◆ Written exercise
Report how many lines hold the string "with". Give the number and nothing else.

======== Record excerpts

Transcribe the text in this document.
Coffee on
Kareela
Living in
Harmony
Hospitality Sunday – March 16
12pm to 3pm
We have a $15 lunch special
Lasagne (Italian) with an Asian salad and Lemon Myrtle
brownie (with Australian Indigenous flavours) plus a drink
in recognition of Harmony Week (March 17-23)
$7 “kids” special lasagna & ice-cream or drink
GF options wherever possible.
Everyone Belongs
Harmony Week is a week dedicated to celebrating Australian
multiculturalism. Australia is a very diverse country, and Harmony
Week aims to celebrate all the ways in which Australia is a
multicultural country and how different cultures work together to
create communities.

================
======== Record excerpts

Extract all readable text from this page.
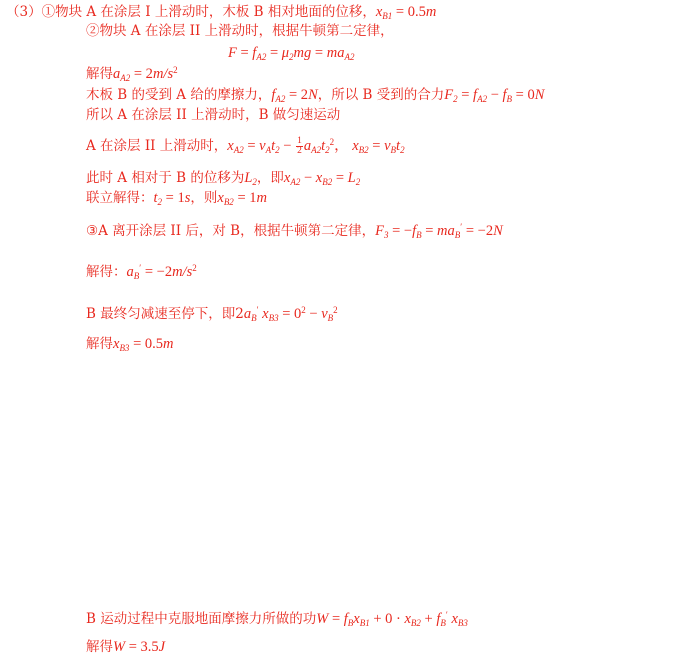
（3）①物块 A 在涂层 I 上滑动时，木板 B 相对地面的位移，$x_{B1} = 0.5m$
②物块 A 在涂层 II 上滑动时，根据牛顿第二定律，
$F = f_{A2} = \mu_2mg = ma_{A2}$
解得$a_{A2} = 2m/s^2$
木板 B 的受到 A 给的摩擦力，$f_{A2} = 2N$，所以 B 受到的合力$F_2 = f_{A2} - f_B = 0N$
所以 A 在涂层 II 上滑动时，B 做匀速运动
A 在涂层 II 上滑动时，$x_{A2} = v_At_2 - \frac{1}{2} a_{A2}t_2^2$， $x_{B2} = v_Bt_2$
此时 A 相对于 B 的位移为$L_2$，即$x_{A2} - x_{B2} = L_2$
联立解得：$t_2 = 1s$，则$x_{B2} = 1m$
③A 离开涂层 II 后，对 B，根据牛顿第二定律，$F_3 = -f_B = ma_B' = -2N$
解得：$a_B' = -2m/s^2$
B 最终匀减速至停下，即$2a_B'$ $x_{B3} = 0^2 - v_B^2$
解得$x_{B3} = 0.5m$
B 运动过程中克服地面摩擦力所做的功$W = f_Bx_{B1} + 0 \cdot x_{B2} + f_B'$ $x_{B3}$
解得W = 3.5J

================
======== Record excerpts

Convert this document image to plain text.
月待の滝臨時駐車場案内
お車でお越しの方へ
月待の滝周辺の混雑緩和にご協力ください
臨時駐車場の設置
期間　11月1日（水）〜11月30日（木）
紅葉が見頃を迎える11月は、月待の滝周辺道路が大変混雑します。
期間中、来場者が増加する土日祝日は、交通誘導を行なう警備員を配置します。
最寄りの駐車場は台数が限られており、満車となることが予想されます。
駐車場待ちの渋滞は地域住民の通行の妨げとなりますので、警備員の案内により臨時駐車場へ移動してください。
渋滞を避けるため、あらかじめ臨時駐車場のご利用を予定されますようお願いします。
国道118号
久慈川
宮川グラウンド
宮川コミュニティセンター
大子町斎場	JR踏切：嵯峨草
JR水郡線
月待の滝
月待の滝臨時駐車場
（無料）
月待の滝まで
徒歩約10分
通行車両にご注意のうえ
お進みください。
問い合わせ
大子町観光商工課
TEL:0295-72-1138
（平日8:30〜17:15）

================

◆ The output
2